((

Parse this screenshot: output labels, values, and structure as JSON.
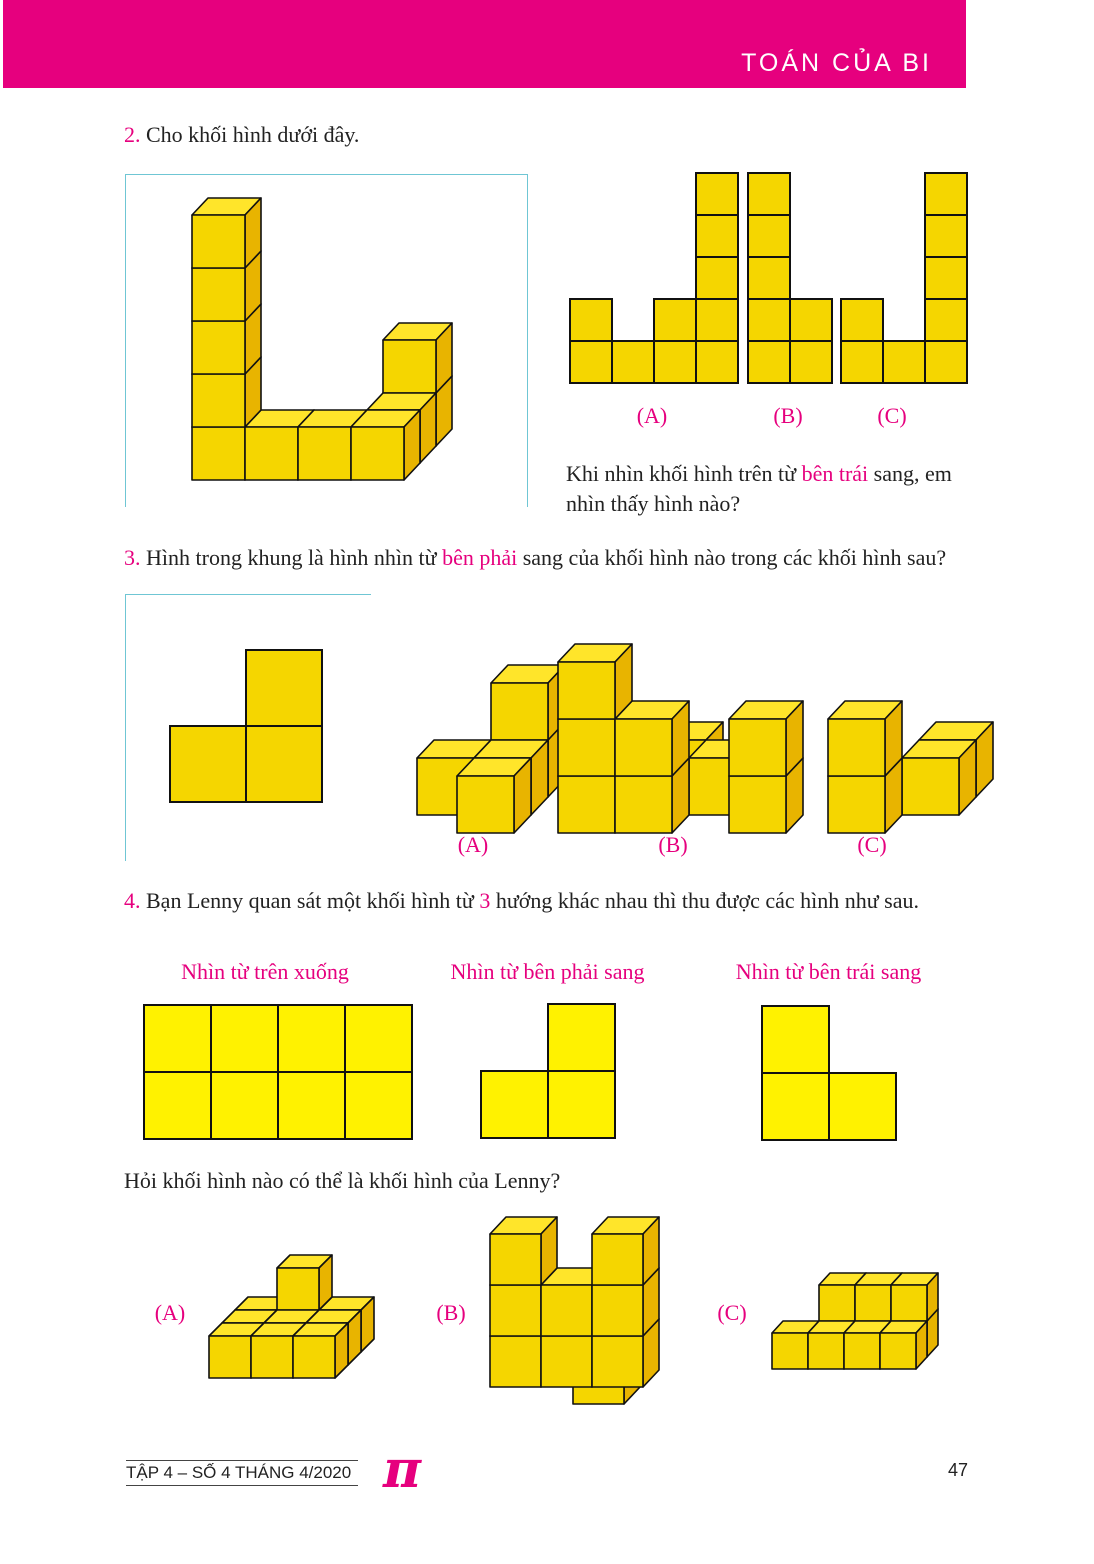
{
  "header": {
    "title": "TOÁN CỦA BI",
    "color": "#e6007e"
  },
  "colors": {
    "accent": "#e6007e",
    "cube_front": "#f5d600",
    "cube_top": "#ffe52a",
    "cube_side": "#e8b400",
    "view_fill": "#fff200"
  },
  "q2": {
    "number": "2.",
    "text": "Cho khối hình dưới đây.",
    "options": [
      "(A)",
      "(B)",
      "(C)"
    ],
    "question_pre": "Khi nhìn khối hình trên từ ",
    "question_highlight": "bên trái",
    "question_post": " sang, em nhìn thấy hình nào?"
  },
  "q3": {
    "number": "3.",
    "text_pre": "Hình trong khung là hình nhìn từ ",
    "text_highlight": "bên phải",
    "text_post": " sang của khối hình nào trong các khối hình sau?",
    "options": [
      "(A)",
      "(B)",
      "(C)"
    ]
  },
  "q4": {
    "number": "4.",
    "text_pre": "Bạn Lenny quan sát một khối hình từ ",
    "text_highlight": "3",
    "text_post": " hướng khác nhau thì thu được các hình như sau.",
    "views": [
      "Nhìn từ trên xuống",
      "Nhìn từ bên phải sang",
      "Nhìn từ bên trái sang"
    ],
    "question": "Hỏi khối hình nào có thể là khối hình của Lenny?",
    "options": [
      "(A)",
      "(B)",
      "(C)"
    ]
  },
  "footer": {
    "issue": "TẬP 4 – SỐ 4 THÁNG 4/2020",
    "logo": "π",
    "page": "47"
  }
}
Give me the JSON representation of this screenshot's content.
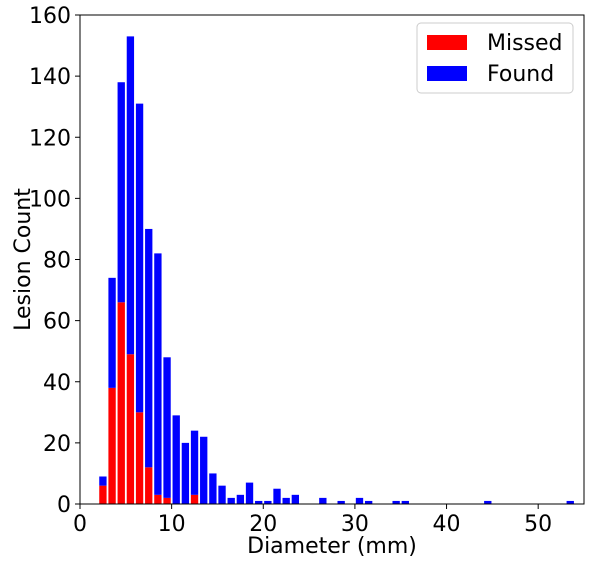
{
  "chart_data": {
    "type": "bar",
    "stacked": true,
    "title": "",
    "xlabel": "Diameter (mm)",
    "ylabel": "Lesion Count",
    "xlim": [
      0,
      55
    ],
    "ylim": [
      0,
      160
    ],
    "xticks": [
      0,
      10,
      20,
      30,
      40,
      50
    ],
    "yticks": [
      0,
      20,
      40,
      60,
      80,
      100,
      120,
      140,
      160
    ],
    "grid": false,
    "legend_position": "top-right",
    "x": [
      2.5,
      3.5,
      4.5,
      5.5,
      6.5,
      7.5,
      8.5,
      9.5,
      10.5,
      11.5,
      12.5,
      13.5,
      14.5,
      15.5,
      16.5,
      17.5,
      18.5,
      19.5,
      20.5,
      21.5,
      22.5,
      23.5,
      26.5,
      28.5,
      30.5,
      31.5,
      34.5,
      35.5,
      44.5,
      53.5
    ],
    "series": [
      {
        "name": "Missed",
        "color": "#ff0000",
        "values": [
          6,
          38,
          66,
          49,
          30,
          12,
          3,
          2,
          0,
          0,
          3,
          0,
          0,
          0,
          0,
          0,
          0,
          0,
          0,
          0,
          0,
          0,
          0,
          0,
          0,
          0,
          0,
          0,
          0,
          0
        ]
      },
      {
        "name": "Found",
        "color": "#0000ff",
        "values": [
          3,
          36,
          72,
          104,
          101,
          78,
          79,
          46,
          29,
          20,
          21,
          22,
          10,
          6,
          2,
          3,
          7,
          1,
          1,
          5,
          2,
          3,
          2,
          1,
          2,
          1,
          1,
          1,
          1,
          1
        ]
      }
    ]
  }
}
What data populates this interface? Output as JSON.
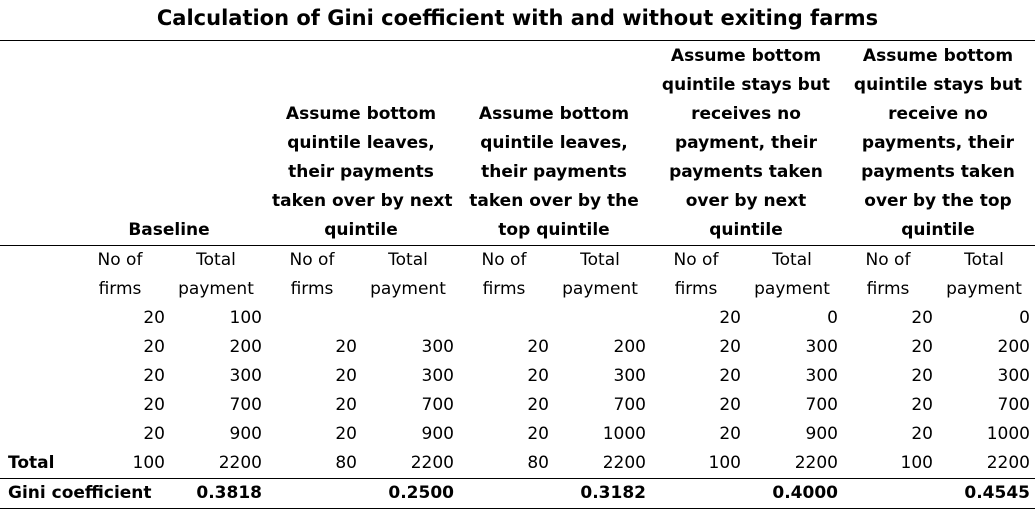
{
  "title": "Calculation of Gini coefficient with and without exiting farms",
  "groups": [
    {
      "lines": [
        "Baseline"
      ]
    },
    {
      "lines": [
        "Assume bottom",
        "quintile leaves,",
        "their payments",
        "taken over by next",
        "quintile"
      ]
    },
    {
      "lines": [
        "Assume bottom",
        "quintile leaves,",
        "their payments",
        "taken over by the",
        "top quintile"
      ]
    },
    {
      "lines": [
        "Assume bottom",
        "quintile stays but",
        "receives no",
        "payment, their",
        "payments taken",
        "over by next",
        "quintile"
      ]
    },
    {
      "lines": [
        "Assume bottom",
        "quintile stays but",
        "receive no",
        "payments, their",
        "payments taken",
        "over by the top",
        "quintile"
      ]
    }
  ],
  "subheaders": {
    "firms": [
      "No of",
      "firms"
    ],
    "payment": [
      "Total",
      "payment"
    ]
  },
  "rows": [
    [
      "20",
      "100",
      "",
      "",
      "",
      "",
      "20",
      "0",
      "20",
      "0"
    ],
    [
      "20",
      "200",
      "20",
      "300",
      "20",
      "200",
      "20",
      "300",
      "20",
      "200"
    ],
    [
      "20",
      "300",
      "20",
      "300",
      "20",
      "300",
      "20",
      "300",
      "20",
      "300"
    ],
    [
      "20",
      "700",
      "20",
      "700",
      "20",
      "700",
      "20",
      "700",
      "20",
      "700"
    ],
    [
      "20",
      "900",
      "20",
      "900",
      "20",
      "1000",
      "20",
      "900",
      "20",
      "1000"
    ]
  ],
  "total": {
    "label": "Total",
    "values": [
      "100",
      "2200",
      "80",
      "2200",
      "80",
      "2200",
      "100",
      "2200",
      "100",
      "2200"
    ]
  },
  "gini": {
    "label": "Gini coefficient",
    "values": [
      "0.3818",
      "0.2500",
      "0.3182",
      "0.4000",
      "0.4545"
    ]
  }
}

))

### WORK REQUIRED:
Report only a number: how many lines in the material above contain the string "JSON".

### RESULT OF THE EXERCISE:
3